**Your objective**
In the copy, include every entry exactly but none of the pictures.

**Data supplied**

★ ★ ★ ★ ★ ★ ★

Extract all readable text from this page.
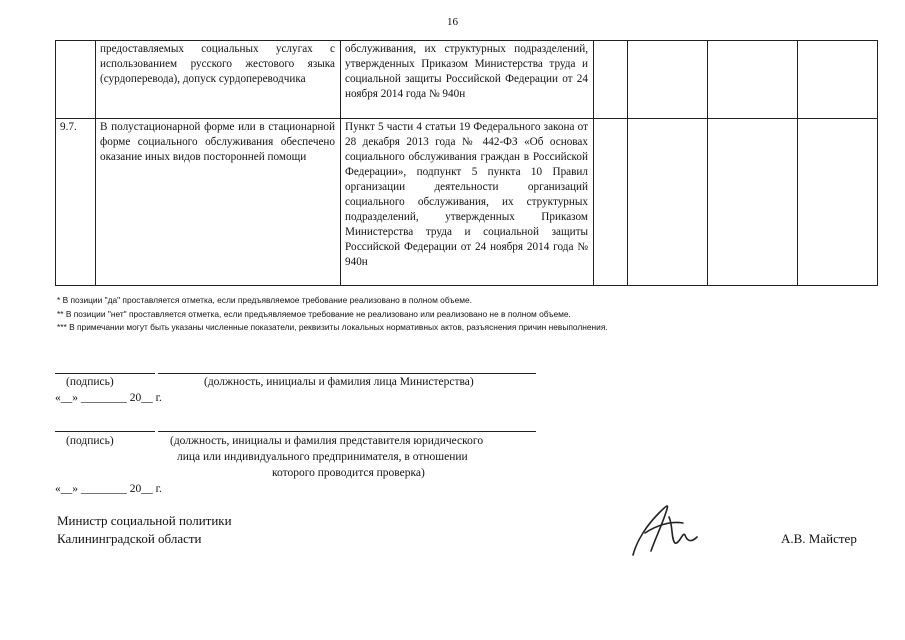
16
	предоставляемых социальных услугах с использованием русского жестового языка (сурдоперевода), допуск сурдопереводчика	обслуживания, их структурных подразделений, утвержденных Приказом Министерства труда и социальной защиты Российской Федерации от 24 ноября 2014 года № 940н				
9.7.	В полустационарной форме или в стационарной форме социального обслуживания обеспечено оказание иных видов посторонней помощи	Пункт 5 части 4 статьи 19 Федерального закона от 28 декабря 2013 года № 442-ФЗ «Об основах социального обслуживания граждан в Российской Федерации», подпункт 5 пункта 10 Правил организации деятельности организаций социального обслуживания, их структурных подразделений, утвержденных Приказом Министерства труда и социальной защиты Российской Федерации от 24 ноября 2014 года № 940н				
* В позиции "да" проставляется отметка, если предъявляемое требование реализовано в полном объеме.
** В позиции "нет" проставляется отметка, если предъявляемое требование не реализовано или реализовано не в полном объеме.
*** В примечании могут быть указаны численные показатели, реквизиты локальных нормативных актов, разъяснения причин невыполнения.
(подпись)	(должность, инициалы и фамилия лица Министерства)
«__» ________ 20__ г.
(подпись)	(должность, инициалы и фамилия представителя юридического
лица или индивидуального предпринимателя, в отношении
которого проводится проверка)
«__» ________ 20__ г.
Министр социальной политики
Калининградской области	А.В. Майстер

★ ★ ★ ★ ★ ★ ★

**Solved problem**
Extract all readable text from this page.
16
	предоставляемых социальных услугах с использованием русского жестового языка (сурдоперевода), допуск сурдопереводчика	обслуживания, их структурных подразделений, утвержденных Приказом Министерства труда и социальной защиты Российской Федерации от 24 ноября 2014 года № 940н				
9.7.	В полустационарной форме или в стационарной форме социального обслуживания обеспечено оказание иных видов посторонней помощи	Пункт 5 части 4 статьи 19 Федерального закона от 28 декабря 2013 года № 442-ФЗ «Об основах социального обслуживания граждан в Российской Федерации», подпункт 5 пункта 10 Правил организации деятельности организаций социального обслуживания, их структурных подразделений, утвержденных Приказом Министерства труда и социальной защиты Российской Федерации от 24 ноября 2014 года № 940н				
* В позиции "да" проставляется отметка, если предъявляемое требование реализовано в полном объеме.
** В позиции "нет" проставляется отметка, если предъявляемое требование не реализовано или реализовано не в полном объеме.
*** В примечании могут быть указаны численные показатели, реквизиты локальных нормативных актов, разъяснения причин невыполнения.
(подпись)	(должность, инициалы и фамилия лица Министерства)
«__» ________ 20__ г.
(подпись)	(должность, инициалы и фамилия представителя юридического
лица или индивидуального предпринимателя, в отношении
которого проводится проверка)
«__» ________ 20__ г.
Министр социальной политики
Калининградской области	А.В. Майстер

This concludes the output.